Copy out every record below with complete accuracy.

═══ Exercise inputs ═══

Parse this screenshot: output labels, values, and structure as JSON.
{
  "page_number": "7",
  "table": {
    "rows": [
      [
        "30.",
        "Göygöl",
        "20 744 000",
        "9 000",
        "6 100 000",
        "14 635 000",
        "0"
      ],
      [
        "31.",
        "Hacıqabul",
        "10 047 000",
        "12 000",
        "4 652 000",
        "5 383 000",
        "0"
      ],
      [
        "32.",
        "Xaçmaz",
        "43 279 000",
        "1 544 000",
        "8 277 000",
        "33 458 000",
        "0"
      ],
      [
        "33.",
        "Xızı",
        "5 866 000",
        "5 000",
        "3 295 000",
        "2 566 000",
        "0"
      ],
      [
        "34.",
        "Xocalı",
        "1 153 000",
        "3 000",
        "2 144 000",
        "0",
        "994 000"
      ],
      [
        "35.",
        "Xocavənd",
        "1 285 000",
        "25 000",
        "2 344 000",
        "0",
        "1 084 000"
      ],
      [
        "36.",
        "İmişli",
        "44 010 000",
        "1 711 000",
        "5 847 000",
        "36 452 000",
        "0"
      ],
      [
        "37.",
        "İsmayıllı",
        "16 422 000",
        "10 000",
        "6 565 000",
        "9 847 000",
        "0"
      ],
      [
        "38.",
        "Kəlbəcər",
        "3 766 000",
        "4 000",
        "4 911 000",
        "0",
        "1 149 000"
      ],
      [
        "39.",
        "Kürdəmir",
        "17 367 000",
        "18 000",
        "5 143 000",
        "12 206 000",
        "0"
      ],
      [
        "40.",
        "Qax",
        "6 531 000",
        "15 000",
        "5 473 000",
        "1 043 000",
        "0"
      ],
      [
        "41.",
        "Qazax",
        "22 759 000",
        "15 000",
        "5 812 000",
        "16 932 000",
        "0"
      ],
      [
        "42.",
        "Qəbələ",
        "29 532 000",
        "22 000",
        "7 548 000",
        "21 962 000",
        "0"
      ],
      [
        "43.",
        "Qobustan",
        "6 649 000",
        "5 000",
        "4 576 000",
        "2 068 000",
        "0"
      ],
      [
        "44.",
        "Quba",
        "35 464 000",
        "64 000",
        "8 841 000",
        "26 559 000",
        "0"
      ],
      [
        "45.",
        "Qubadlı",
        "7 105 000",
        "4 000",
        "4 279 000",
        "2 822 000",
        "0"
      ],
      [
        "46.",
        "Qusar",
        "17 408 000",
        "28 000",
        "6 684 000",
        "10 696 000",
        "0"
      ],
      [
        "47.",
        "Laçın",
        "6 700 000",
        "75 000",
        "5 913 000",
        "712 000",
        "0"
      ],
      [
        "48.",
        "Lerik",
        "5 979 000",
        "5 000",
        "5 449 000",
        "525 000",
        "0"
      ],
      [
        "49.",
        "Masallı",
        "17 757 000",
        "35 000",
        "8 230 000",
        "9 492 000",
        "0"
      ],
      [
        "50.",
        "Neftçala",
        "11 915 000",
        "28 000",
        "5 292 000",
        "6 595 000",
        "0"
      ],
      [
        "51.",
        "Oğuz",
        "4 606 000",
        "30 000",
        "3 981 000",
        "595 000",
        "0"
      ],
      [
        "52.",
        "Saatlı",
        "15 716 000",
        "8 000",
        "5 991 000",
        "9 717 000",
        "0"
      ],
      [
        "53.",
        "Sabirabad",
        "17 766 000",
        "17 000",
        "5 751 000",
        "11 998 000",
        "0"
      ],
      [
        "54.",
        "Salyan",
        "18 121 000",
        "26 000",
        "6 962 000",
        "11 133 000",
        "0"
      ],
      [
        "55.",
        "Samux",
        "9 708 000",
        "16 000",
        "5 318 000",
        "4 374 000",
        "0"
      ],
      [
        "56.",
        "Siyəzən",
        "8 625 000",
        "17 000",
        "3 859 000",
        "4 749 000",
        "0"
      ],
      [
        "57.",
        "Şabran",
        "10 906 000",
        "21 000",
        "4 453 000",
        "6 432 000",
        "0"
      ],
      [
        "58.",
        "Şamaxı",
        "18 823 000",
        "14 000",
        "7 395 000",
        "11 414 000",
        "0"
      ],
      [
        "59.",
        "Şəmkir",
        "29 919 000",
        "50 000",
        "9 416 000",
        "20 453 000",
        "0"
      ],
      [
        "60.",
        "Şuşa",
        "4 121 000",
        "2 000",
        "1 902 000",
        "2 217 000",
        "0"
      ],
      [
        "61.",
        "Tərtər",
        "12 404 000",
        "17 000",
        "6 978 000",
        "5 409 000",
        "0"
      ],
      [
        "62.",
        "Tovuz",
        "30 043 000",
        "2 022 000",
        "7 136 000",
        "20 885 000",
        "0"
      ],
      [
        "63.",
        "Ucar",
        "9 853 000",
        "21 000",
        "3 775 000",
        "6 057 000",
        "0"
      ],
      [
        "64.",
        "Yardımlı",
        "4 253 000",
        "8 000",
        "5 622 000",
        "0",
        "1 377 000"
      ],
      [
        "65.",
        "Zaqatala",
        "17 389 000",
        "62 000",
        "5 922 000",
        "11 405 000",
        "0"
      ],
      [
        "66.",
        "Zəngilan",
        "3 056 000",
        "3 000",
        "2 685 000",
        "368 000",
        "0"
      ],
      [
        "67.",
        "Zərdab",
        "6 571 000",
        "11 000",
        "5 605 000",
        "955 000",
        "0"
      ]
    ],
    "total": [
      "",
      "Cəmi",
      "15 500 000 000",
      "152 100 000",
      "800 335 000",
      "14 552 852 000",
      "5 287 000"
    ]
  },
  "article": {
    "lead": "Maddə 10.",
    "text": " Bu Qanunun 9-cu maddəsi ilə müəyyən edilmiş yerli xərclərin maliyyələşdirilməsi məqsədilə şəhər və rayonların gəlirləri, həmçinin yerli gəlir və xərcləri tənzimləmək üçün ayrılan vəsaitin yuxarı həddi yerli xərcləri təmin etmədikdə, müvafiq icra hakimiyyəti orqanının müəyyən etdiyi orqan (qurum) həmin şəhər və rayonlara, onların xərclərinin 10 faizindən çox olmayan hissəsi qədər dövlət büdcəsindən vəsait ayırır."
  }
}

═══

• Result:
Parse this screenshot: output labels, values, and structure as JSON.
{
  "page_number": "7",
  "table": {
    "rows": [
      [
        "30.",
        "Göygöl",
        "20 744 000",
        "9 000",
        "6 100 000",
        "14 635 000",
        "0"
      ],
      [
        "31.",
        "Hacıqabul",
        "10 047 000",
        "12 000",
        "4 652 000",
        "5 383 000",
        "0"
      ],
      [
        "32.",
        "Xaçmaz",
        "43 279 000",
        "1 544 000",
        "8 277 000",
        "33 458 000",
        "0"
      ],
      [
        "33.",
        "Xızı",
        "5 866 000",
        "5 000",
        "3 295 000",
        "2 566 000",
        "0"
      ],
      [
        "34.",
        "Xocalı",
        "1 153 000",
        "3 000",
        "2 144 000",
        "0",
        "994 000"
      ],
      [
        "35.",
        "Xocavənd",
        "1 285 000",
        "25 000",
        "2 344 000",
        "0",
        "1 084 000"
      ],
      [
        "36.",
        "İmişli",
        "44 010 000",
        "1 711 000",
        "5 847 000",
        "36 452 000",
        "0"
      ],
      [
        "37.",
        "İsmayıllı",
        "16 422 000",
        "10 000",
        "6 565 000",
        "9 847 000",
        "0"
      ],
      [
        "38.",
        "Kəlbəcər",
        "3 766 000",
        "4 000",
        "4 911 000",
        "0",
        "1 149 000"
      ],
      [
        "39.",
        "Kürdəmir",
        "17 367 000",
        "18 000",
        "5 143 000",
        "12 206 000",
        "0"
      ],
      [
        "40.",
        "Qax",
        "6 531 000",
        "15 000",
        "5 473 000",
        "1 043 000",
        "0"
      ],
      [
        "41.",
        "Qazax",
        "22 759 000",
        "15 000",
        "5 812 000",
        "16 932 000",
        "0"
      ],
      [
        "42.",
        "Qəbələ",
        "29 532 000",
        "22 000",
        "7 548 000",
        "21 962 000",
        "0"
      ],
      [
        "43.",
        "Qobustan",
        "6 649 000",
        "5 000",
        "4 576 000",
        "2 068 000",
        "0"
      ],
      [
        "44.",
        "Quba",
        "35 464 000",
        "64 000",
        "8 841 000",
        "26 559 000",
        "0"
      ],
      [
        "45.",
        "Qubadlı",
        "7 105 000",
        "4 000",
        "4 279 000",
        "2 822 000",
        "0"
      ],
      [
        "46.",
        "Qusar",
        "17 408 000",
        "28 000",
        "6 684 000",
        "10 696 000",
        "0"
      ],
      [
        "47.",
        "Laçın",
        "6 700 000",
        "75 000",
        "5 913 000",
        "712 000",
        "0"
      ],
      [
        "48.",
        "Lerik",
        "5 979 000",
        "5 000",
        "5 449 000",
        "525 000",
        "0"
      ],
      [
        "49.",
        "Masallı",
        "17 757 000",
        "35 000",
        "8 230 000",
        "9 492 000",
        "0"
      ],
      [
        "50.",
        "Neftçala",
        "11 915 000",
        "28 000",
        "5 292 000",
        "6 595 000",
        "0"
      ],
      [
        "51.",
        "Oğuz",
        "4 606 000",
        "30 000",
        "3 981 000",
        "595 000",
        "0"
      ],
      [
        "52.",
        "Saatlı",
        "15 716 000",
        "8 000",
        "5 991 000",
        "9 717 000",
        "0"
      ],
      [
        "53.",
        "Sabirabad",
        "17 766 000",
        "17 000",
        "5 751 000",
        "11 998 000",
        "0"
      ],
      [
        "54.",
        "Salyan",
        "18 121 000",
        "26 000",
        "6 962 000",
        "11 133 000",
        "0"
      ],
      [
        "55.",
        "Samux",
        "9 708 000",
        "16 000",
        "5 318 000",
        "4 374 000",
        "0"
      ],
      [
        "56.",
        "Siyəzən",
        "8 625 000",
        "17 000",
        "3 859 000",
        "4 749 000",
        "0"
      ],
      [
        "57.",
        "Şabran",
        "10 906 000",
        "21 000",
        "4 453 000",
        "6 432 000",
        "0"
      ],
      [
        "58.",
        "Şamaxı",
        "18 823 000",
        "14 000",
        "7 395 000",
        "11 414 000",
        "0"
      ],
      [
        "59.",
        "Şəmkir",
        "29 919 000",
        "50 000",
        "9 416 000",
        "20 453 000",
        "0"
      ],
      [
        "60.",
        "Şuşa",
        "4 121 000",
        "2 000",
        "1 902 000",
        "2 217 000",
        "0"
      ],
      [
        "61.",
        "Tərtər",
        "12 404 000",
        "17 000",
        "6 978 000",
        "5 409 000",
        "0"
      ],
      [
        "62.",
        "Tovuz",
        "30 043 000",
        "2 022 000",
        "7 136 000",
        "20 885 000",
        "0"
      ],
      [
        "63.",
        "Ucar",
        "9 853 000",
        "21 000",
        "3 775 000",
        "6 057 000",
        "0"
      ],
      [
        "64.",
        "Yardımlı",
        "4 253 000",
        "8 000",
        "5 622 000",
        "0",
        "1 377 000"
      ],
      [
        "65.",
        "Zaqatala",
        "17 389 000",
        "62 000",
        "5 922 000",
        "11 405 000",
        "0"
      ],
      [
        "66.",
        "Zəngilan",
        "3 056 000",
        "3 000",
        "2 685 000",
        "368 000",
        "0"
      ],
      [
        "67.",
        "Zərdab",
        "6 571 000",
        "11 000",
        "5 605 000",
        "955 000",
        "0"
      ]
    ],
    "total": [
      "",
      "Cəmi",
      "15 500 000 000",
      "152 100 000",
      "800 335 000",
      "14 552 852 000",
      "5 287 000"
    ]
  },
  "article": {
    "lead": "Maddə 10.",
    "text": " Bu Qanunun 9-cu maddəsi ilə müəyyən edilmiş yerli xərclərin maliyyələşdirilməsi məqsədilə şəhər və rayonların gəlirləri, həmçinin yerli gəlir və xərcləri tənzimləmək üçün ayrılan vəsaitin yuxarı həddi yerli xərcləri təmin etmədikdə, müvafiq icra hakimiyyəti orqanının müəyyən etdiyi orqan (qurum) həmin şəhər və rayonlara, onların xərclərinin 10 faizindən çox olmayan hissəsi qədər dövlət büdcəsindən vəsait ayırır."
  }
}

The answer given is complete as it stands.